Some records
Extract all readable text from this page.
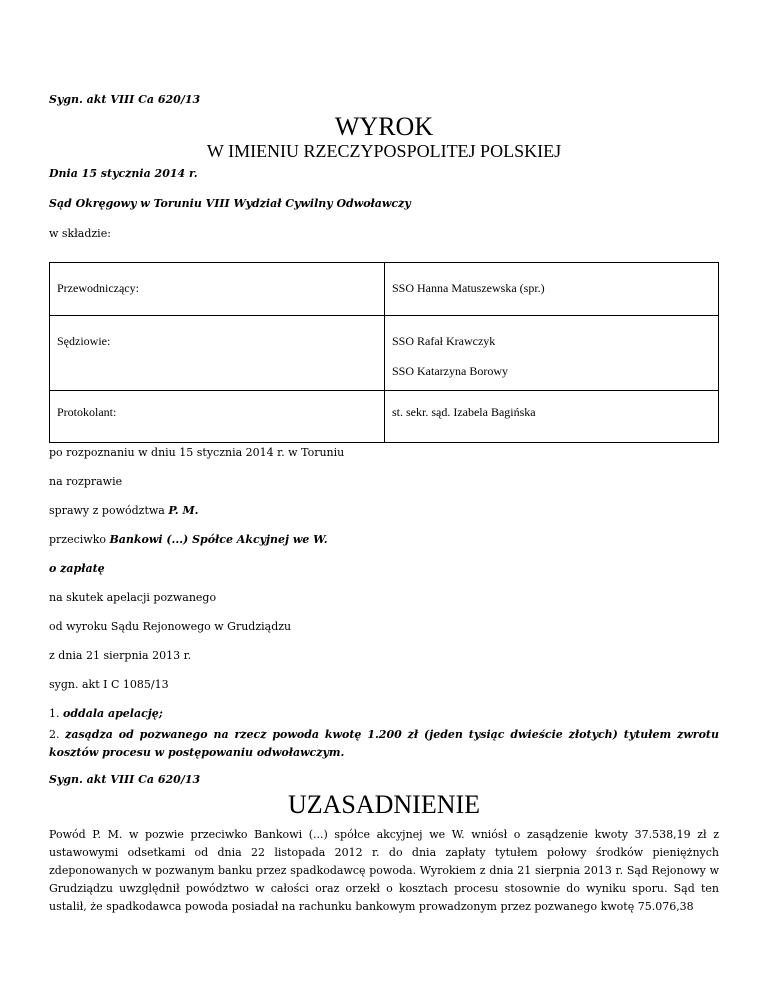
Sygn. akt VIII Ca 620/13
WYROK
W IMIENIU RZECZYPOSPOLITEJ POLSKIEJ
Dnia 15 stycznia 2014 r.
Sąd Okręgowy w Toruniu VIII Wydział Cywilny Odwoławczy
w składzie:
Przewodniczący:	SSO Hanna Matuszewska (spr.)
Sędziowie:	SSO Rafał Krawczyk
SSO Katarzyna Borowy

Protokolant:	st. sekr. sąd. Izabela Bagińska
po rozpoznaniu w dniu 15 stycznia 2014 r. w Toruniu
na rozprawie
sprawy z powództwa P. M.
przeciwko Bankowi (...) Spółce Akcyjnej we W.
o zapłatę
na skutek apelacji pozwanego
od wyroku Sądu Rejonowego w Grudziądzu
z dnia 21 sierpnia 2013 r.
sygn. akt I C 1085/13
1. oddala apelację;
2. zasądza od pozwanego na rzecz powoda kwotę 1.200 zł (jeden tysiąc dwieście złotych) tytułem zwrotu kosztów procesu w postępowaniu odwoławczym.
Sygn. akt VIII Ca 620/13
UZASADNIENIE
Powód P. M. w pozwie przeciwko Bankowi (...) spółce akcyjnej we W. wniósł o zasądzenie kwoty 37.538,19 zł z ustawowymi odsetkami od dnia 22 listopada 2012 r. do dnia zapłaty tytułem połowy środków pieniężnych zdeponowanych w pozwanym banku przez spadkodawcę powoda. Wyrokiem z dnia 21 sierpnia 2013 r. Sąd Rejonowy w Grudziądzu uwzględnił powództwo w całości oraz orzekł o kosztach procesu stosownie do wyniku sporu. Sąd ten ustalił, że spadkodawca powoda posiadał na rachunku bankowym prowadzonym przez pozwanego kwotę 75.076,38
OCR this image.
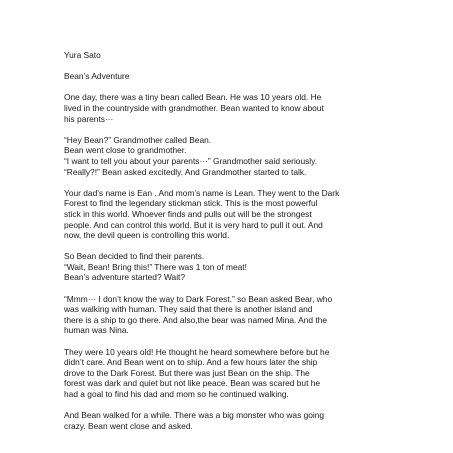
Yura Sato

Bean’s Adventure

One day, there was a tiny bean called Bean. He was 10 years old. He
lived in the countryside with grandmother. Bean wanted to know about
his parents···

“Hey Bean?” Grandmother called Bean.
Bean went close to grandmother.
“I want to tell you about your parents···” Grandmother said seriously.
“Really?!” Bean asked excitedly. And Grandmother started to talk.

Your dad’s name is Ean . And mom’s name is Lean. They went to the Dark
Forest to find the legendary stickman stick. This is the most powerful
stick in this world. Whoever finds and pulls out will be the strongest
people. And can control this world. But it is very hard to pull it out. And
now, the devil queen is controlling this world.

So Bean decided to find their parents.
“Wait, Bean! Bring this!” There was 1 ton of meat!
Bean’s adventure started? Wait?

“Mmm··· I don’t know the way to Dark Forest.” so Bean asked Bear, who
was walking with human. They said that there is another island and
there is a ship to go there. And also,the bear was named Mina. And the
human was Nina.

They were 10 years old! He thought he heard somewhere before but he
didn’t care. And Bean went on to ship. And a few hours later the ship
drove to the Dark Forest. But there was just Bean on the ship. The
forest was dark and quiet but not like peace. Bean was scared but he
had a goal to find his dad and mom so he continued walking.

And Bean walked for a while. There was a big monster who was going
crazy. Bean went close and asked.
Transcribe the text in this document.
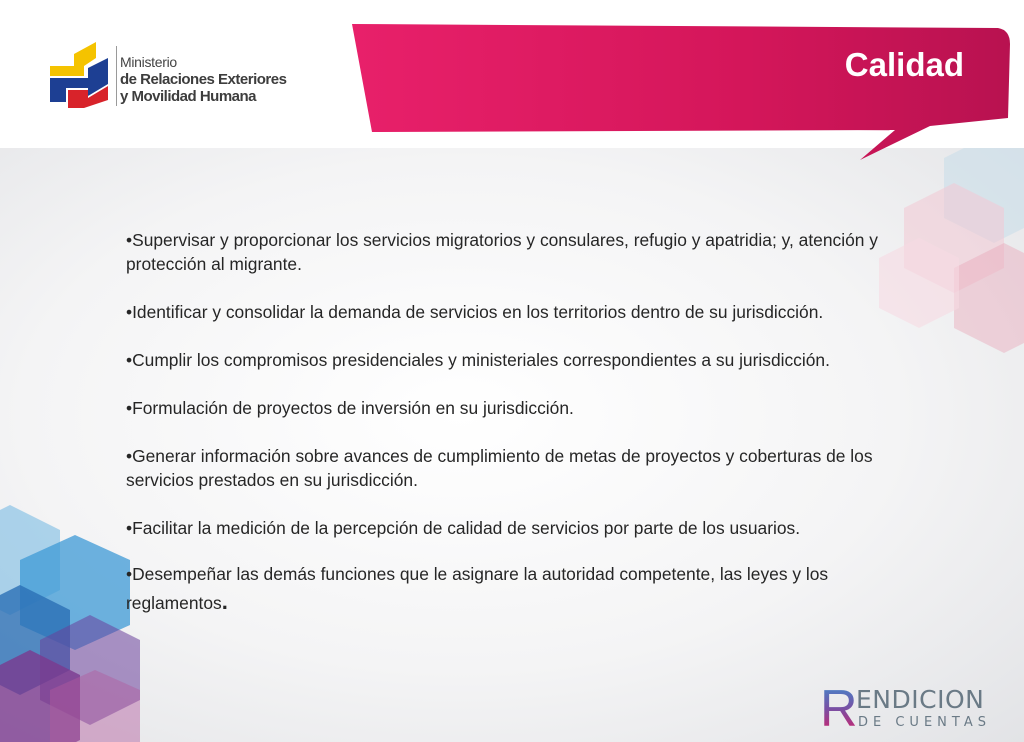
Ministerio
de Relaciones Exteriores
y Movilidad Humana
Calidad

•Supervisar y proporcionar los servicios migratorios y consulares, refugio y apatridia; y, atención y protección al migrante.

•Identificar y consolidar la demanda de servicios en los territorios dentro de su jurisdicción.

•Cumplir los compromisos presidenciales y ministeriales correspondientes a su jurisdicción.

•Formulación de proyectos de inversión en su jurisdicción.

•Generar información sobre avances de cumplimiento de metas de proyectos y coberturas de los servicios prestados en su jurisdicción.

•Facilitar la medición de la percepción de calidad de servicios por parte de los usuarios.

•Desempeñar las demás funciones que le asignare la autoridad competente, las leyes y los reglamentos.

R
ENDICION
DE CUENTAS
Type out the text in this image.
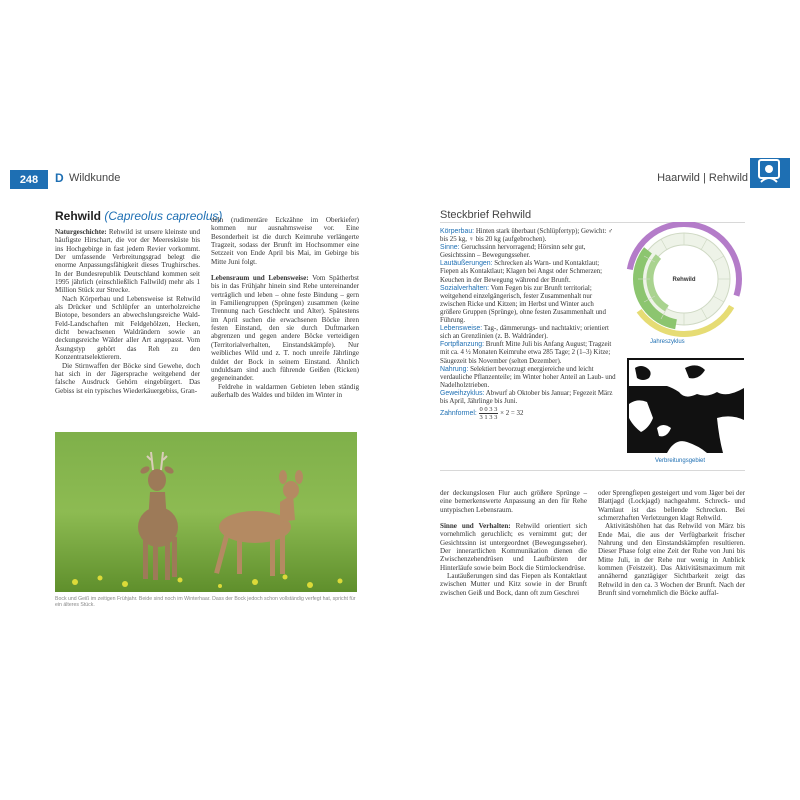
248	D Wildkunde	Haarwild | Rehwild
Rehwild (Capreolus capreolus)

Naturgeschichte: Rehwild ist unsere kleinste und häufigste Hirschart, die vor der Meeresküste bis ins Hochgebirge in fast jedem Revier vorkommt. Der umfassende Verbreitungsgrad belegt die enorme Anpassungsfähigkeit dieses Trughirsches. In der Bundesrepublik Deutschland kommen seit 1995 jährlich (einschließlich Fallwild) mehr als 1 Million Stück zur Strecke.

Nach Körperbau und Lebensweise ist Rehwild als Drücker und Schlüpfer an unterholzreiche Biotope, besonders an abwechslungsreiche Wald-Feld-Landschaften mit Feldgehölzen, Hecken, dicht bewachsenen Waldrändern sowie an deckungsreiche Wälder aller Art angepasst. Vom Äsungstyp gehört das Reh zu den Konzentratselektierern.

Die Stirnwaffen der Böcke sind Gewehe, doch hat sich in der Jägersprache weitgehend der falsche Ausdruck Gehörn eingebürgert. Das Gebiss ist ein typisches Wiederkäuergebiss, Gran-

deln (rudimentäre Eckzähne im Oberkiefer) kommen nur ausnahmsweise vor. Eine Besonderheit ist die durch Keimruhe verlängerte Tragzeit, sodass der Brunft im Hochsommer eine Setzzeit von Ende April bis Mai, im Gebirge bis Mitte Juni folgt.

Lebensraum und Lebensweise: Vom Spätherbst bis in das Frühjahr hinein sind Rehe untereinander verträglich und leben – ohne feste Bindung – gern in Familiengruppen (Sprüngen) zusammen (keine Trennung nach Geschlecht und Alter). Spätestens im April suchen die erwachsenen Böcke ihren festen Einstand, den sie durch Duftmarken abgrenzen und gegen andere Böcke verteidigen (Territorialverhalten, Einstandskämpfe). Nur weibliches Wild und z. T. noch unreife Jährlinge duldet der Bock in seinem Einstand. Ähnlich unduldsam sind auch führende Geißen (Ricken) gegeneinander.

Feldrehe in waldarmen Gebieten leben ständig außerhalb des Waldes und bilden im Winter in

Bock und Geiß im zeitigen Frühjahr. Beide sind noch im Winterhaar. Dass der Bock jedoch schon vollständig verfegt hat, spricht für ein älteres Stück.
Steckbrief Rehwild
Körperbau: Hinten stark überbaut (Schlüpfertyp); Gewicht: ♂ bis 25 kg, ♀ bis 20 kg (aufgebrochen).
Sinne: Geruchssinn hervorragend; Hörsinn sehr gut, Gesichtssinn – Bewegungsseher.
Lautäußerungen: Schrecken als Warn- und Kontaktlaut; Fiepen als Kontaktlaut; Klagen bei Angst oder Schmerzen; Keuchen in der Bewegung während der Brunft.
Sozialverhalten: Vom Fegen bis zur Brunft territorial; weitgehend einzelgängerisch, fester Zusammenhalt nur zwischen Ricke und Kitzen; im Herbst und Winter auch größere Gruppen (Sprünge), ohne festen Zusammenhalt und Führung.
Lebensweise: Tag-, dämmerungs- und nachtaktiv; orientiert sich an Grenzlinien (z. B. Waldränder).
Fortpflanzung: Brunft Mitte Juli bis Anfang August; Tragzeit mit ca. 4 ½ Monaten Keimruhe etwa 285 Tage; 2 (1–3) Kitze; Säugezeit bis November (selten Dezember).
Nahrung: Selektiert bevorzugt energiereiche und leicht verdauliche Pflanzenteile; im Winter hoher Anteil an Laub- und Nadelholztrieben.
Geweihzyklus: Abwurf ab Oktober bis Januar; Fegezeit März bis April, Jährlinge bis Juni.
Zahnformel: $\frac{0 0 3 3}{3 1 3 3} \times 2 = 32$
Rehwild
Jahreszyklus
Verbreitungsgebiet

der deckungslosen Flur auch größere Sprünge – eine bemerkenswerte Anpassung an den für Rehe untypischen Lebensraum.

Sinne und Verhalten: Rehwild orientiert sich vornehmlich geruchlich; es vernimmt gut; der Gesichtssinn ist untergeordnet (Bewegungsseher). Der innerartlichen Kommunikation dienen die Zwischenzehendrüsen und Laufbürsten der Hinterläufe sowie beim Bock die Stirnlockendrüse.

Lautäußerungen sind das Fiepen als Kontaktlaut zwischen Mutter und Kitz sowie in der Brunft zwischen Geiß und Bock, dann oft zum Geschrei

oder Sprengfiepen gesteigert und vom Jäger bei der Blattjagd (Lockjagd) nachgeahmt. Schreck- und Warnlaut ist das bellende Schrecken. Bei schmerzhaften Verletzungen klagt Rehwild.

Aktivitätshöhen hat das Rehwild von März bis Ende Mai, die aus der Verfügbarkeit frischer Nahrung und den Einstandskämpfen resultieren. Dieser Phase folgt eine Zeit der Ruhe von Juni bis Mitte Juli, in der Rehe nur wenig in Anblick kommen (Feistzeit). Das Aktivitätsmaximum mit annähernd ganztägiger Sichtbarkeit zeigt das Rehwild in den ca. 3 Wochen der Brunft. Nach der Brunft sind vornehmlich die Böcke auffal-
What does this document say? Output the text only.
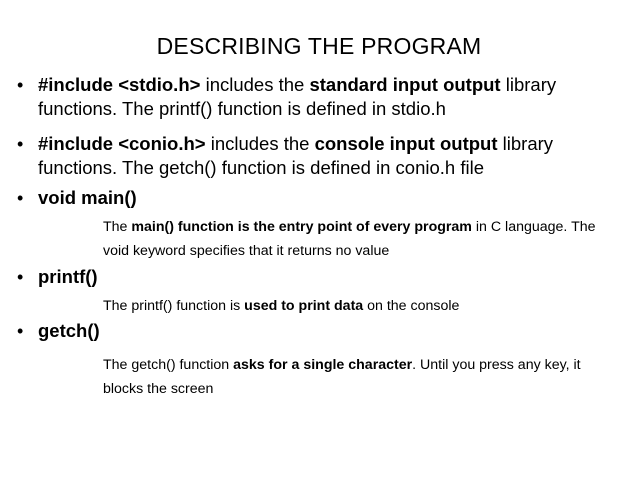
DESCRIBING THE PROGRAM
• #include <stdio.h> includes the standard input output library functions. The printf() function is defined in stdio.h
• #include <conio.h> includes the console input output library functions. The getch() function is defined in conio.h file
• void main()
The main() function is the entry point of every program in C language. The void keyword specifies that it returns no value
• printf()
The printf() function is used to print data on the console
• getch()
The getch() function asks for a single character. Until you press any key, it blocks the screen
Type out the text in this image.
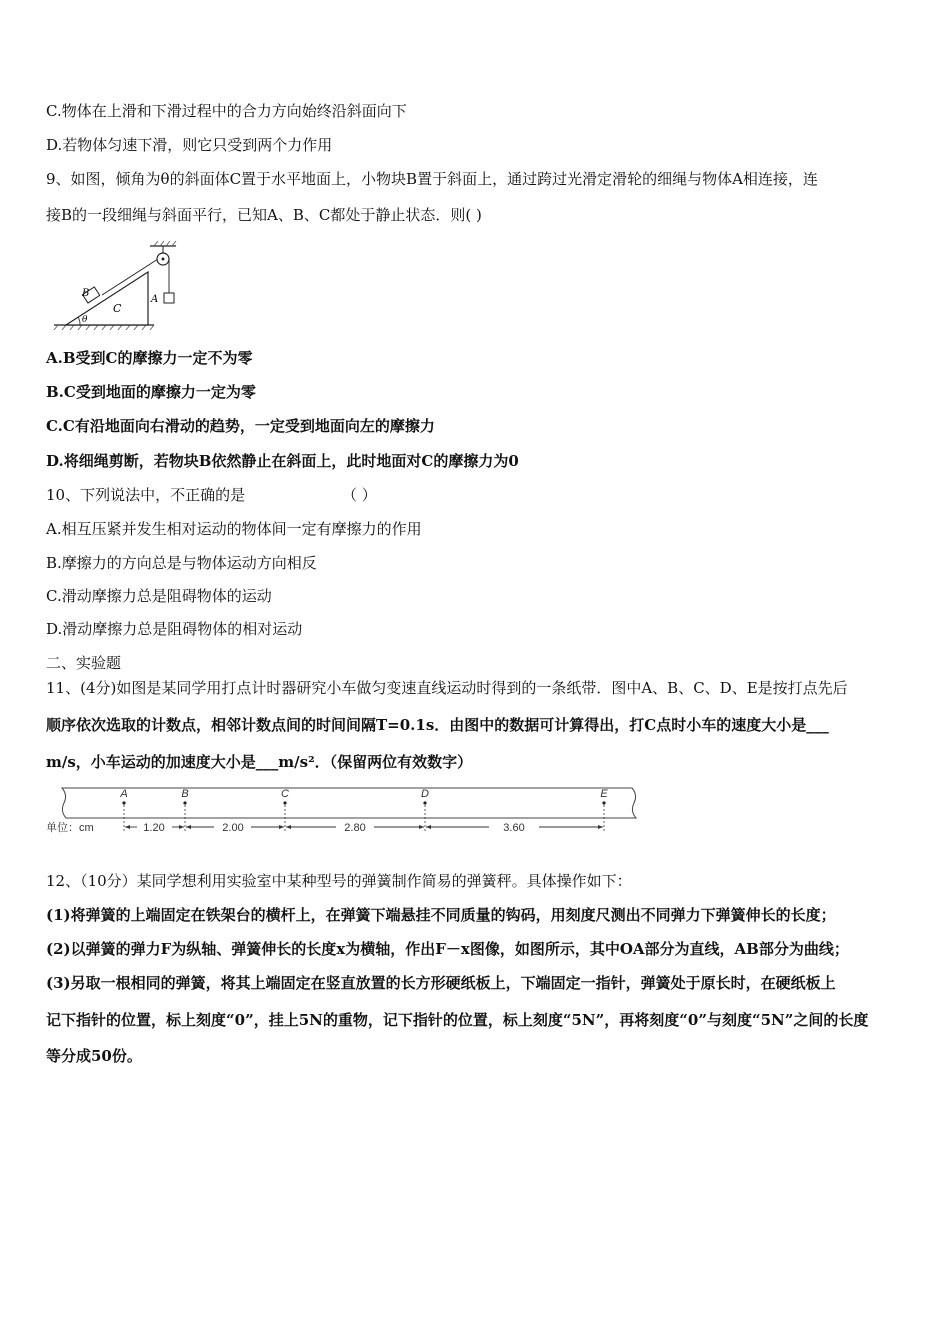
C.物体在上滑和下滑过程中的合力方向始终沿斜面向下
D.若物体匀速下滑，则它只受到两个力作用
9、如图，倾角为θ的斜面体C置于水平地面上，小物块B置于斜面上，通过跨过光滑定滑轮的细绳与物体A相连接，连
接B的一段细绳与斜面平行，已知A、B、C都处于静止状态．则( )
θ
C
B
A
A.B受到C的摩擦力一定不为零
B.C受到地面的摩擦力一定为零
C.C有沿地面向右滑动的趋势，一定受到地面向左的摩擦力
D.将细绳剪断，若物块B依然静止在斜面上，此时地面对C的摩擦力为0
10、下列说法中，不正确的是	（ ）
A.相互压紧并发生相对运动的物体间一定有摩擦力的作用
B.摩擦力的方向总是与物体运动方向相反
C.滑动摩擦力总是阻碍物体的运动
D.滑动摩擦力总是阻碍物体的相对运动
二、实验题
11、(4分)如图是某同学用打点计时器研究小车做匀变速直线运动时得到的一条纸带．图中A、B、C、D、E是按打点先后
顺序依次选取的计数点，相邻计数点间的时间间隔T=0.1s．由图中的数据可计算得出，打C点时小车的速度大小是___
m/s，小车运动的加速度大小是___m/s²．（保留两位有效数字）
A	B	C	D	E
1.20	2.00	2.80	3.60
单位：cm
12、（10分）某同学想利用实验室中某种型号的弹簧制作简易的弹簧秤。具体操作如下：
(1)将弹簧的上端固定在铁架台的横杆上，在弹簧下端悬挂不同质量的钩码，用刻度尺测出不同弹力下弹簧伸长的长度；
(2)以弹簧的弹力F为纵轴、弹簧伸长的长度x为横轴，作出F－x图像，如图所示，其中OA部分为直线，AB部分为曲线；
(3)另取一根相同的弹簧，将其上端固定在竖直放置的长方形硬纸板上，下端固定一指针，弹簧处于原长时，在硬纸板上
记下指针的位置，标上刻度“0”，挂上5N的重物，记下指针的位置，标上刻度“5N”，再将刻度“0”与刻度“5N”之间的长度
等分成50份。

Requirements:
Where a line of the material above holds the string "close", copy that line.

Written response:
Bean went close to grandmother.
crazy. Bean went close and asked.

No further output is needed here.